WHAT TO PRODUCE:
Take the listing and print it in full, exactly as given.

[begin RECORD EXTRACTS]

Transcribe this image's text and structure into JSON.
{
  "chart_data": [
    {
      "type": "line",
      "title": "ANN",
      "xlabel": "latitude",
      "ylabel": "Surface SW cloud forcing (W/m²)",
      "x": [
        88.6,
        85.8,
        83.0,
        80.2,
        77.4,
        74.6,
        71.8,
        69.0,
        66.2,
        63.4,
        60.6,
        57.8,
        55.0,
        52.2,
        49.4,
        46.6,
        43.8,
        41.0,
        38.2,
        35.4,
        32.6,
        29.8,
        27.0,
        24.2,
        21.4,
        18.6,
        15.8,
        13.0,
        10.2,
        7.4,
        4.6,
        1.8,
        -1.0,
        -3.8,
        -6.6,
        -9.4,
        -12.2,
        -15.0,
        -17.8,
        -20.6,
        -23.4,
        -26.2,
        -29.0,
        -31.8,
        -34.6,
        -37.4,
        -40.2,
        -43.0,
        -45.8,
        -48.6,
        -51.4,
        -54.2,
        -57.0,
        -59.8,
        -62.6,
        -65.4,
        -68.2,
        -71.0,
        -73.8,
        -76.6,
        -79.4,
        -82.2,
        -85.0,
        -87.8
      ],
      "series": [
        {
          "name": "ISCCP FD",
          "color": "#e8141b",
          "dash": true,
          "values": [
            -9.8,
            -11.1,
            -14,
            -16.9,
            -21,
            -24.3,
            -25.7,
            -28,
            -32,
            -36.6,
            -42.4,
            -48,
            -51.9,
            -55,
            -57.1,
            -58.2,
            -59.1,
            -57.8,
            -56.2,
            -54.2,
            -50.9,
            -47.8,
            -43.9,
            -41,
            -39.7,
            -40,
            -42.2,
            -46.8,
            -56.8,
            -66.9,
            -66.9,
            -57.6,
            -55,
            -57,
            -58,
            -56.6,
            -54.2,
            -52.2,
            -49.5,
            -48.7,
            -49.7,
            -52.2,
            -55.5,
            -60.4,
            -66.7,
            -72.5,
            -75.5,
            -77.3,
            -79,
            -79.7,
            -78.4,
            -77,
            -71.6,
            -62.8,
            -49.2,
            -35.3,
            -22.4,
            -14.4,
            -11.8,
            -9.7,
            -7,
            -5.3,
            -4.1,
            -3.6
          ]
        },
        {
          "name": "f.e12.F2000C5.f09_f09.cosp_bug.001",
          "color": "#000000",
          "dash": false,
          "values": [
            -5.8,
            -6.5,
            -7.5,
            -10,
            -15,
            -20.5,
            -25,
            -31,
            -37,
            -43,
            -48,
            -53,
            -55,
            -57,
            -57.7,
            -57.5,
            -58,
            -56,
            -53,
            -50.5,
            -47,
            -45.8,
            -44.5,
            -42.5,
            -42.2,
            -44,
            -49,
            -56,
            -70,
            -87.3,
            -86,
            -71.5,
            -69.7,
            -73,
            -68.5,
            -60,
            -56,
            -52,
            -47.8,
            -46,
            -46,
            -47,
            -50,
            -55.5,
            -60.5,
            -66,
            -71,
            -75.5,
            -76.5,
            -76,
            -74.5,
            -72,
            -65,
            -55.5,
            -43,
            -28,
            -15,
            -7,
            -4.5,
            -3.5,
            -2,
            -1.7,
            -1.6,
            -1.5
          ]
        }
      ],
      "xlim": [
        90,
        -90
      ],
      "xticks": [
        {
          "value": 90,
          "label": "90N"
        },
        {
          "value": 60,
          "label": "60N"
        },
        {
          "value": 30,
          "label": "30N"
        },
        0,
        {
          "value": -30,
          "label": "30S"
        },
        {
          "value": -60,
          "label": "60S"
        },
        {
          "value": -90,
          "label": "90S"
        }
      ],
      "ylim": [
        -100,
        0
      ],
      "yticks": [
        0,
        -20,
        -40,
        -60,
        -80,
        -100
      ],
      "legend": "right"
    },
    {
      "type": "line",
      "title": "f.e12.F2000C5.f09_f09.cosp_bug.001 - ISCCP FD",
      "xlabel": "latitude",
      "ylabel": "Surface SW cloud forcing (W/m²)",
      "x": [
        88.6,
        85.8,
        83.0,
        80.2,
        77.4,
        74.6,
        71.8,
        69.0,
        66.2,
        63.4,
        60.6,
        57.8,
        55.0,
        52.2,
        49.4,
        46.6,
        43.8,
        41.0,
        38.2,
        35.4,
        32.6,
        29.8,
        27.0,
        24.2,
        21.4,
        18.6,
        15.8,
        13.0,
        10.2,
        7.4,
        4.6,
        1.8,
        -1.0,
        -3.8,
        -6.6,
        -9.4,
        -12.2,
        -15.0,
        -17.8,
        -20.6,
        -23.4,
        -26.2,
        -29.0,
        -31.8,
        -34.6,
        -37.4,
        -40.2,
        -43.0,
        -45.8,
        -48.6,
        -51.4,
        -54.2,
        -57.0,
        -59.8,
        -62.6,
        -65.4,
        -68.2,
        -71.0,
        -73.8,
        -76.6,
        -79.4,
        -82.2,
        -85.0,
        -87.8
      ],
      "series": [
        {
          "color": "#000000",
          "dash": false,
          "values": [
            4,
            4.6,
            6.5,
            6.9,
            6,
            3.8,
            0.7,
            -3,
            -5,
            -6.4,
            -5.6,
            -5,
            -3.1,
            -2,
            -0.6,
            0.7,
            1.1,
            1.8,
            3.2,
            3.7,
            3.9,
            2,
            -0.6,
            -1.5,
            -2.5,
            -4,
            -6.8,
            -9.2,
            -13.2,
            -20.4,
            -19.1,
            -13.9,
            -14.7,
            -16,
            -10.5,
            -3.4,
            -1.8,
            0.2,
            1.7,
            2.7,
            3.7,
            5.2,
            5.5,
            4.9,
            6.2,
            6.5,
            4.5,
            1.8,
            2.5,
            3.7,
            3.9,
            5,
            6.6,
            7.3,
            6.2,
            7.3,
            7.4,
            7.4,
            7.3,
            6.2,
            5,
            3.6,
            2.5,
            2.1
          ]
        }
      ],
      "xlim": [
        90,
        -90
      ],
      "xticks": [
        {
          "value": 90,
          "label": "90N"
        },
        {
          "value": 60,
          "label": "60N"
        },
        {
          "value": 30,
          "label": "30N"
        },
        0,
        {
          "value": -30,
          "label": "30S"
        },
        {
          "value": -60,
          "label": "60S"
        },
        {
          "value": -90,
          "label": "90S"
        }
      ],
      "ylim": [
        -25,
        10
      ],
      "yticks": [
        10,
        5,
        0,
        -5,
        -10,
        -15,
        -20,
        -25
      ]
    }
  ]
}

[end RECORD EXTRACTS]

WRITTEN REPLY:
Transcribe this image's text and structure into JSON.
{
  "chart_data": [
    {
      "type": "line",
      "title": "ANN",
      "xlabel": "latitude",
      "ylabel": "Surface SW cloud forcing (W/m²)",
      "x": [
        88.6,
        85.8,
        83.0,
        80.2,
        77.4,
        74.6,
        71.8,
        69.0,
        66.2,
        63.4,
        60.6,
        57.8,
        55.0,
        52.2,
        49.4,
        46.6,
        43.8,
        41.0,
        38.2,
        35.4,
        32.6,
        29.8,
        27.0,
        24.2,
        21.4,
        18.6,
        15.8,
        13.0,
        10.2,
        7.4,
        4.6,
        1.8,
        -1.0,
        -3.8,
        -6.6,
        -9.4,
        -12.2,
        -15.0,
        -17.8,
        -20.6,
        -23.4,
        -26.2,
        -29.0,
        -31.8,
        -34.6,
        -37.4,
        -40.2,
        -43.0,
        -45.8,
        -48.6,
        -51.4,
        -54.2,
        -57.0,
        -59.8,
        -62.6,
        -65.4,
        -68.2,
        -71.0,
        -73.8,
        -76.6,
        -79.4,
        -82.2,
        -85.0,
        -87.8
      ],
      "series": [
        {
          "name": "ISCCP FD",
          "color": "#e8141b",
          "dash": true,
          "values": [
            -9.8,
            -11.1,
            -14,
            -16.9,
            -21,
            -24.3,
            -25.7,
            -28,
            -32,
            -36.6,
            -42.4,
            -48,
            -51.9,
            -55,
            -57.1,
            -58.2,
            -59.1,
            -57.8,
            -56.2,
            -54.2,
            -50.9,
            -47.8,
            -43.9,
            -41,
            -39.7,
            -40,
            -42.2,
            -46.8,
            -56.8,
            -66.9,
            -66.9,
            -57.6,
            -55,
            -57,
            -58,
            -56.6,
            -54.2,
            -52.2,
            -49.5,
            -48.7,
            -49.7,
            -52.2,
            -55.5,
            -60.4,
            -66.7,
            -72.5,
            -75.5,
            -77.3,
            -79,
            -79.7,
            -78.4,
            -77,
            -71.6,
            -62.8,
            -49.2,
            -35.3,
            -22.4,
            -14.4,
            -11.8,
            -9.7,
            -7,
            -5.3,
            -4.1,
            -3.6
          ]
        },
        {
          "name": "f.e12.F2000C5.f09_f09.cosp_bug.001",
          "color": "#000000",
          "dash": false,
          "values": [
            -5.8,
            -6.5,
            -7.5,
            -10,
            -15,
            -20.5,
            -25,
            -31,
            -37,
            -43,
            -48,
            -53,
            -55,
            -57,
            -57.7,
            -57.5,
            -58,
            -56,
            -53,
            -50.5,
            -47,
            -45.8,
            -44.5,
            -42.5,
            -42.2,
            -44,
            -49,
            -56,
            -70,
            -87.3,
            -86,
            -71.5,
            -69.7,
            -73,
            -68.5,
            -60,
            -56,
            -52,
            -47.8,
            -46,
            -46,
            -47,
            -50,
            -55.5,
            -60.5,
            -66,
            -71,
            -75.5,
            -76.5,
            -76,
            -74.5,
            -72,
            -65,
            -55.5,
            -43,
            -28,
            -15,
            -7,
            -4.5,
            -3.5,
            -2,
            -1.7,
            -1.6,
            -1.5
          ]
        }
      ],
      "xlim": [
        90,
        -90
      ],
      "xticks": [
        {
          "value": 90,
          "label": "90N"
        },
        {
          "value": 60,
          "label": "60N"
        },
        {
          "value": 30,
          "label": "30N"
        },
        0,
        {
          "value": -30,
          "label": "30S"
        },
        {
          "value": -60,
          "label": "60S"
        },
        {
          "value": -90,
          "label": "90S"
        }
      ],
      "ylim": [
        -100,
        0
      ],
      "yticks": [
        0,
        -20,
        -40,
        -60,
        -80,
        -100
      ],
      "legend": "right"
    },
    {
      "type": "line",
      "title": "f.e12.F2000C5.f09_f09.cosp_bug.001 - ISCCP FD",
      "xlabel": "latitude",
      "ylabel": "Surface SW cloud forcing (W/m²)",
      "x": [
        88.6,
        85.8,
        83.0,
        80.2,
        77.4,
        74.6,
        71.8,
        69.0,
        66.2,
        63.4,
        60.6,
        57.8,
        55.0,
        52.2,
        49.4,
        46.6,
        43.8,
        41.0,
        38.2,
        35.4,
        32.6,
        29.8,
        27.0,
        24.2,
        21.4,
        18.6,
        15.8,
        13.0,
        10.2,
        7.4,
        4.6,
        1.8,
        -1.0,
        -3.8,
        -6.6,
        -9.4,
        -12.2,
        -15.0,
        -17.8,
        -20.6,
        -23.4,
        -26.2,
        -29.0,
        -31.8,
        -34.6,
        -37.4,
        -40.2,
        -43.0,
        -45.8,
        -48.6,
        -51.4,
        -54.2,
        -57.0,
        -59.8,
        -62.6,
        -65.4,
        -68.2,
        -71.0,
        -73.8,
        -76.6,
        -79.4,
        -82.2,
        -85.0,
        -87.8
      ],
      "series": [
        {
          "color": "#000000",
          "dash": false,
          "values": [
            4,
            4.6,
            6.5,
            6.9,
            6,
            3.8,
            0.7,
            -3,
            -5,
            -6.4,
            -5.6,
            -5,
            -3.1,
            -2,
            -0.6,
            0.7,
            1.1,
            1.8,
            3.2,
            3.7,
            3.9,
            2,
            -0.6,
            -1.5,
            -2.5,
            -4,
            -6.8,
            -9.2,
            -13.2,
            -20.4,
            -19.1,
            -13.9,
            -14.7,
            -16,
            -10.5,
            -3.4,
            -1.8,
            0.2,
            1.7,
            2.7,
            3.7,
            5.2,
            5.5,
            4.9,
            6.2,
            6.5,
            4.5,
            1.8,
            2.5,
            3.7,
            3.9,
            5,
            6.6,
            7.3,
            6.2,
            7.3,
            7.4,
            7.4,
            7.3,
            6.2,
            5,
            3.6,
            2.5,
            2.1
          ]
        }
      ],
      "xlim": [
        90,
        -90
      ],
      "xticks": [
        {
          "value": 90,
          "label": "90N"
        },
        {
          "value": 60,
          "label": "60N"
        },
        {
          "value": 30,
          "label": "30N"
        },
        0,
        {
          "value": -30,
          "label": "30S"
        },
        {
          "value": -60,
          "label": "60S"
        },
        {
          "value": -90,
          "label": "90S"
        }
      ],
      "ylim": [
        -25,
        10
      ],
      "yticks": [
        10,
        5,
        0,
        -5,
        -10,
        -15,
        -20,
        -25
      ]
    }
  ]
}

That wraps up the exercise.